**TASK TO CARRY OUT:** Extract every line that contains the word "this".

• • •

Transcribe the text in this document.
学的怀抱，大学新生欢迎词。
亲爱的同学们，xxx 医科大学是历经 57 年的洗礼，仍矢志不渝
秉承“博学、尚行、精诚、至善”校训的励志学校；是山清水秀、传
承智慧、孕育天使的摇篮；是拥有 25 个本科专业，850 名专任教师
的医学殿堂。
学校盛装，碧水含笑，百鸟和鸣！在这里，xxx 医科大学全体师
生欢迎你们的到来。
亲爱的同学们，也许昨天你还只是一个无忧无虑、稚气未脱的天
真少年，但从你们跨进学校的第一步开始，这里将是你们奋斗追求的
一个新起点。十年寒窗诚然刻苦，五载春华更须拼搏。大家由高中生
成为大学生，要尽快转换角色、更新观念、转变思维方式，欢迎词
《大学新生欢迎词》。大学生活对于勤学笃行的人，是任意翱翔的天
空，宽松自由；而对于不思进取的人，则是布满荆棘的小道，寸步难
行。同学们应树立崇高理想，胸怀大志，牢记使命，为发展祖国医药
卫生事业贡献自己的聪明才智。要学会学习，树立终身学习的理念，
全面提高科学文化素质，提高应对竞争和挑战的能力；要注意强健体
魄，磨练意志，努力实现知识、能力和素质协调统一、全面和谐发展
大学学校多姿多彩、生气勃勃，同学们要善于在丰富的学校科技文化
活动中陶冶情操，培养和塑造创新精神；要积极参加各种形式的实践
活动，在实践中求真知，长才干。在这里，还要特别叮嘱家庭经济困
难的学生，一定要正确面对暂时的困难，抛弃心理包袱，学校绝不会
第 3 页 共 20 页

• • •

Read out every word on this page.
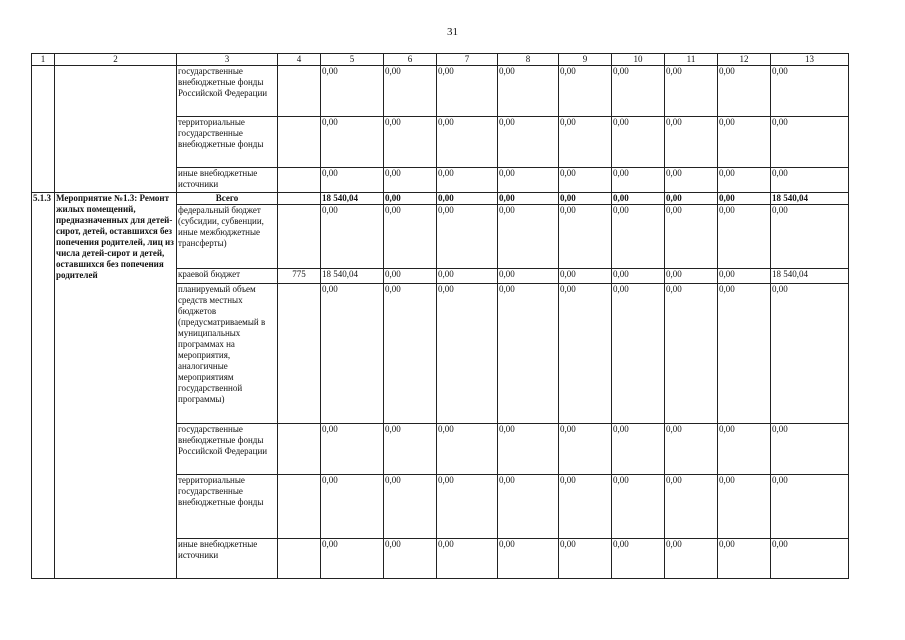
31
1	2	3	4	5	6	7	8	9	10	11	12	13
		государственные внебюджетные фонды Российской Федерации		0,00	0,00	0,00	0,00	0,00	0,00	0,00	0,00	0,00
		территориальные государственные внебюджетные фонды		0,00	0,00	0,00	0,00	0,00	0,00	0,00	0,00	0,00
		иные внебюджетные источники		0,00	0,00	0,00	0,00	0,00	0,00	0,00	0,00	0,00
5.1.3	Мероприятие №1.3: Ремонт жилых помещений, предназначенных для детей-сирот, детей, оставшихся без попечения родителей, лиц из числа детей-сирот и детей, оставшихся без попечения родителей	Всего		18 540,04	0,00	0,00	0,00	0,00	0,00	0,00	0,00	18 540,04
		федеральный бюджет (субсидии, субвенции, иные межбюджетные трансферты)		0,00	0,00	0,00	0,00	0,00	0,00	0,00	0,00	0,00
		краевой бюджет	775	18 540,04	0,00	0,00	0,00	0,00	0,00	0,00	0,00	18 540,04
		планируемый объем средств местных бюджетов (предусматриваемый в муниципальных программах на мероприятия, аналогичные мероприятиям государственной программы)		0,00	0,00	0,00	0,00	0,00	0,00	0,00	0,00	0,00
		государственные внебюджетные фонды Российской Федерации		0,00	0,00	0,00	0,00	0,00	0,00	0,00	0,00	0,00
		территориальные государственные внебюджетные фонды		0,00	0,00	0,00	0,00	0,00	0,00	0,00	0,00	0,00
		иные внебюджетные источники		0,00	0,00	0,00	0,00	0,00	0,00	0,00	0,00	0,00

• • •

**TASK SOLUTION:**
Transcribe the text in this document.
Read out every word on this page.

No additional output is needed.